The task - Report every line in the listing that contains the string "title".

Information given -

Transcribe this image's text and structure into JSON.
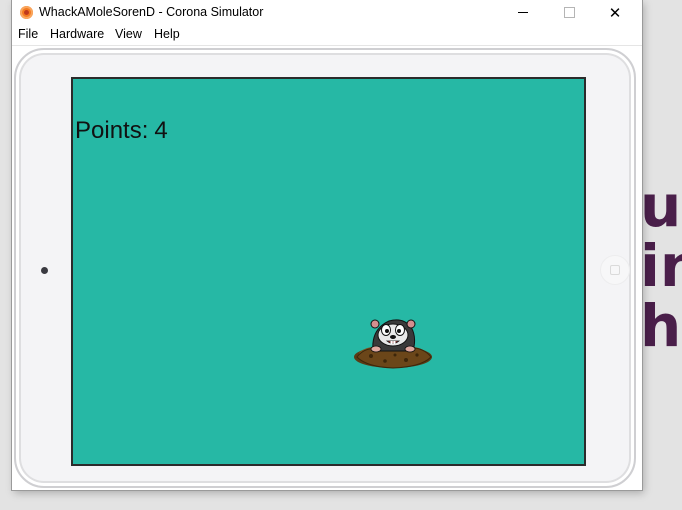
{
  "window": {
    "title": "WhackAMoleSorenD - Corona Simulator",
    "controls": {
      "minimize": "minimize-icon",
      "maximize": "maximize-icon",
      "close": "✕"
    }
  },
  "menu": {
    "items": [
      "File",
      "Hardware",
      "View",
      "Help"
    ]
  },
  "game": {
    "points_label": "Points:",
    "points_value": "4",
    "screen_color": "#26b8a5"
  },
  "background": {
    "letters": [
      "ua",
      "in",
      "hu"
    ]
  }
}
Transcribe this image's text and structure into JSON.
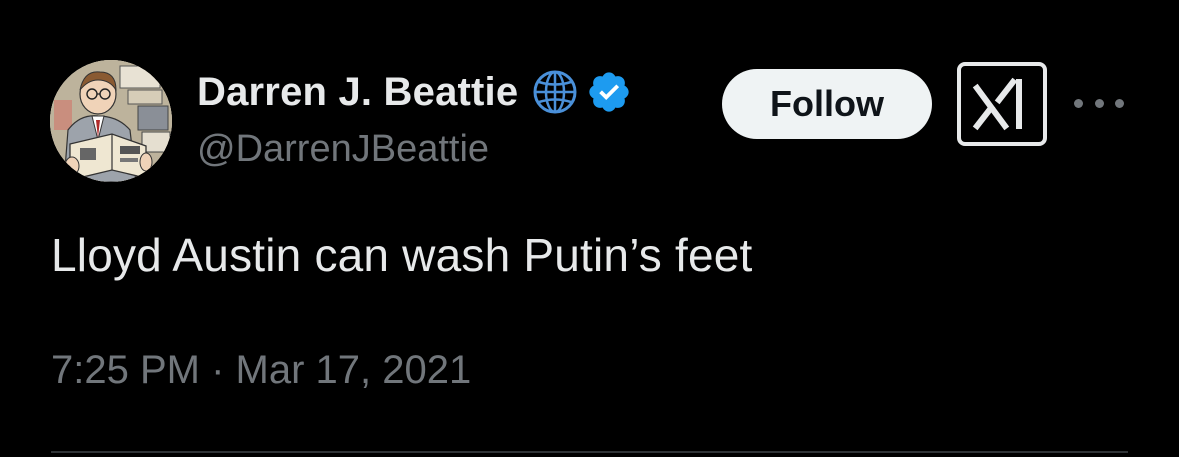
{
  "author": {
    "display_name": "Darren J. Beattie",
    "handle": "@DarrenJBeattie",
    "affiliation_icon": "globe-icon",
    "verified_icon": "verified-badge-icon",
    "verified_color": "#1d9bf0"
  },
  "actions": {
    "follow_label": "Follow",
    "grok_icon": "grok-logo-icon",
    "more_icon": "more-options-icon"
  },
  "tweet": {
    "text": "Lloyd Austin can wash Putin’s feet",
    "timestamp": "7:25 PM · Mar 17, 2021"
  },
  "colors": {
    "background": "#000000",
    "primary_text": "#e7e9ea",
    "secondary_text": "#71767b",
    "follow_button_bg": "#eff3f4",
    "divider": "#2f3336"
  }
}
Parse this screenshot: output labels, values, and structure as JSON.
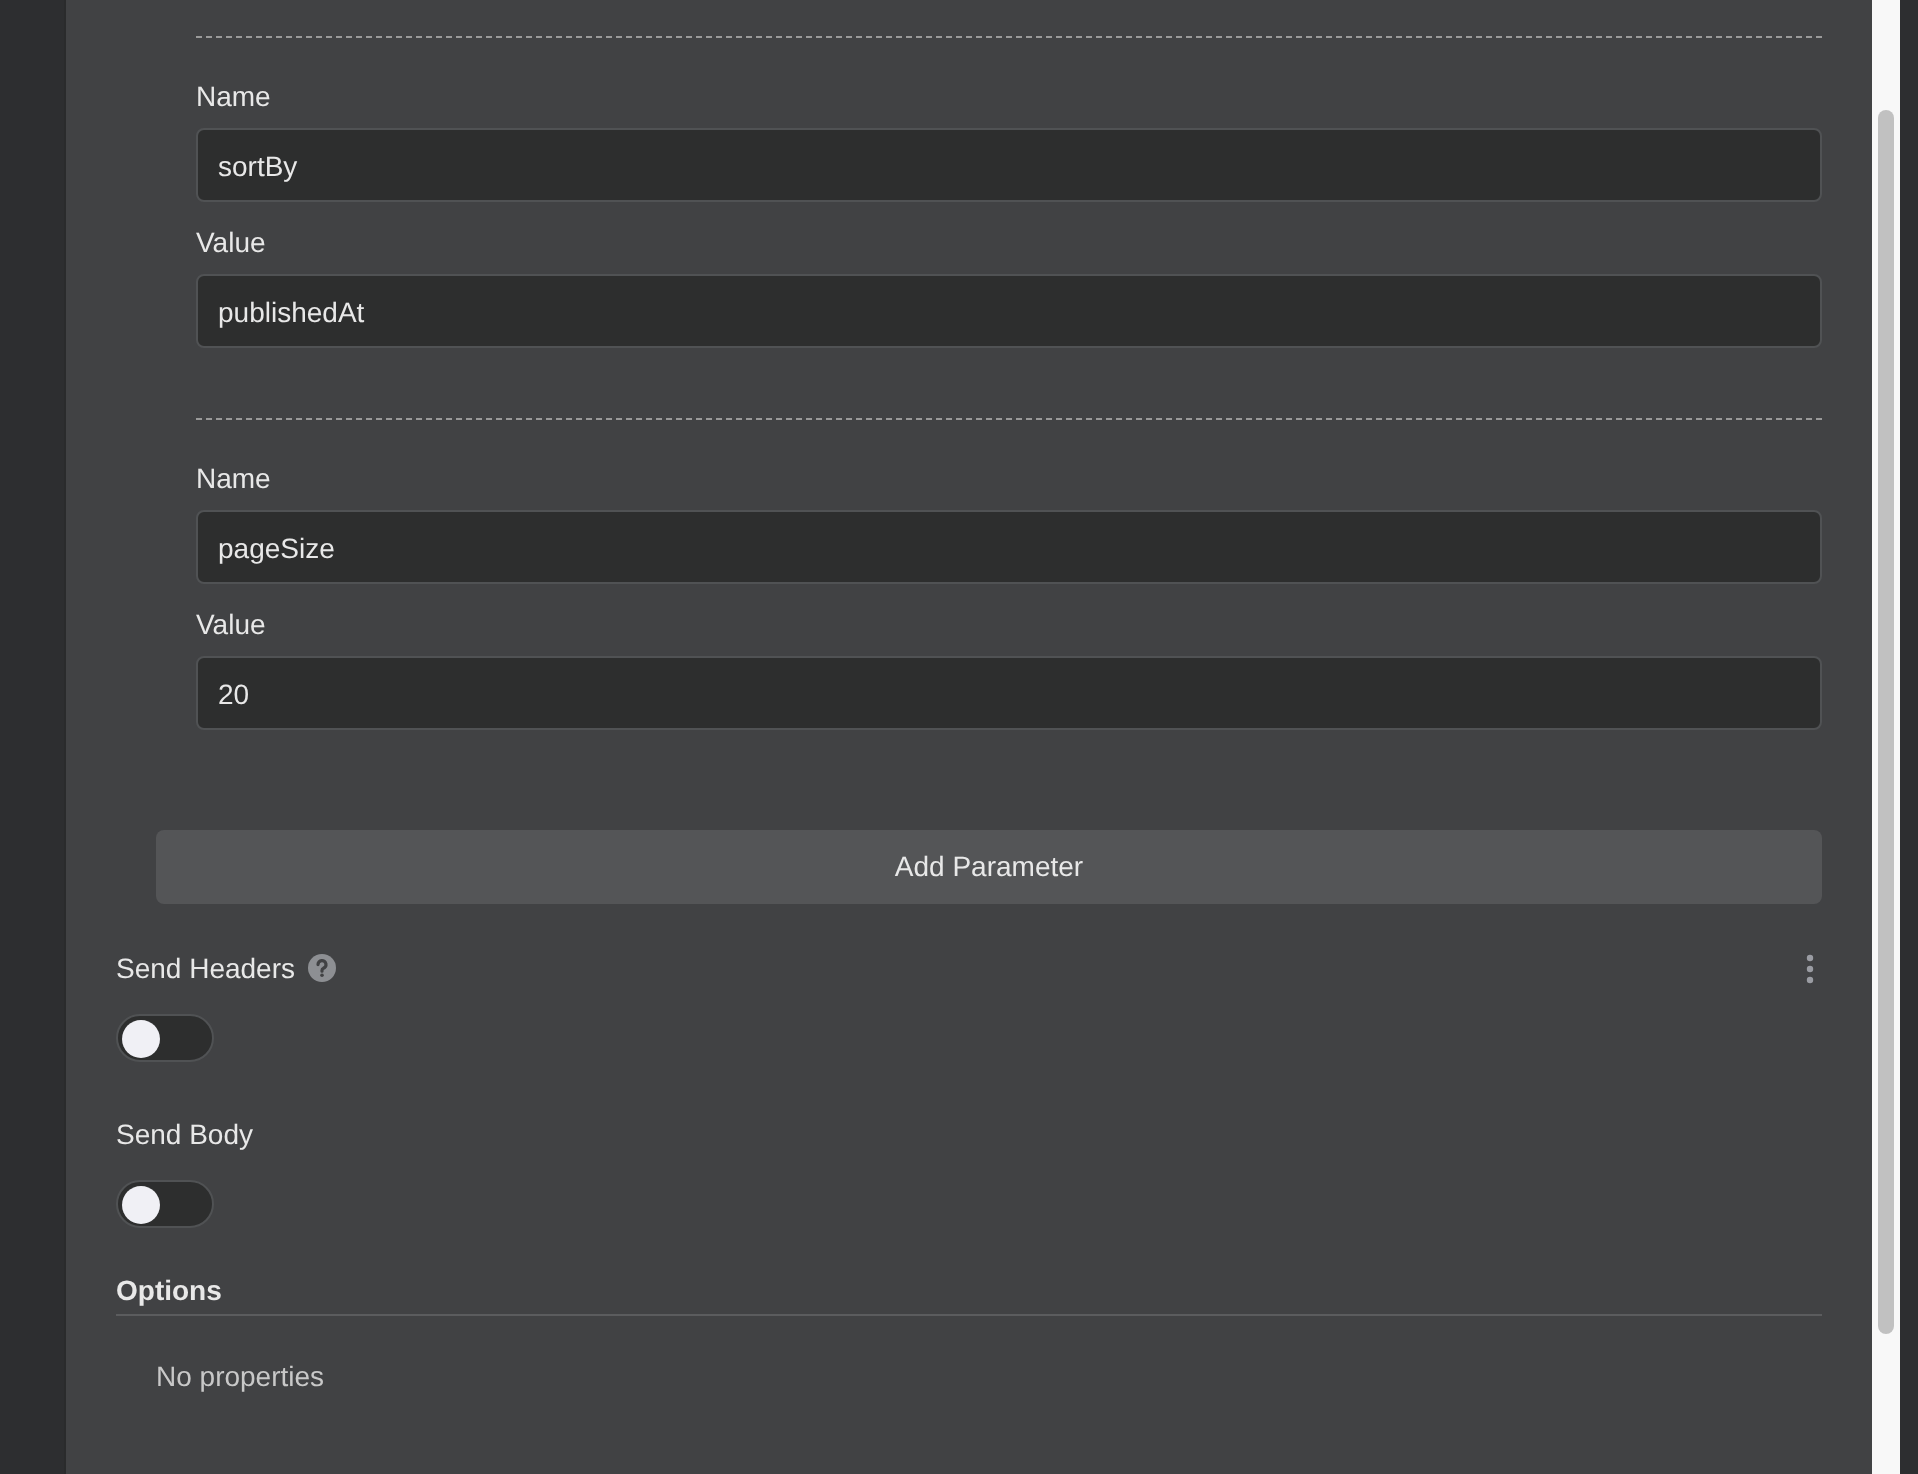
{
  "parameters": [
    {
      "name_label": "Name",
      "name": "sortBy",
      "value_label": "Value",
      "value": "publishedAt"
    },
    {
      "name_label": "Name",
      "name": "pageSize",
      "value_label": "Value",
      "value": "20"
    }
  ],
  "add_button": "Add Parameter",
  "toggles": [
    {
      "label": "Send Headers",
      "on": false,
      "help": true,
      "menu": true
    },
    {
      "label": "Send Body",
      "on": false,
      "help": false,
      "menu": false
    }
  ],
  "options": {
    "title": "Options",
    "empty_text": "No properties"
  }
}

Task response -
    "title": "WhackAMoleSorenD - Corona Simulator",
    "title": "Options",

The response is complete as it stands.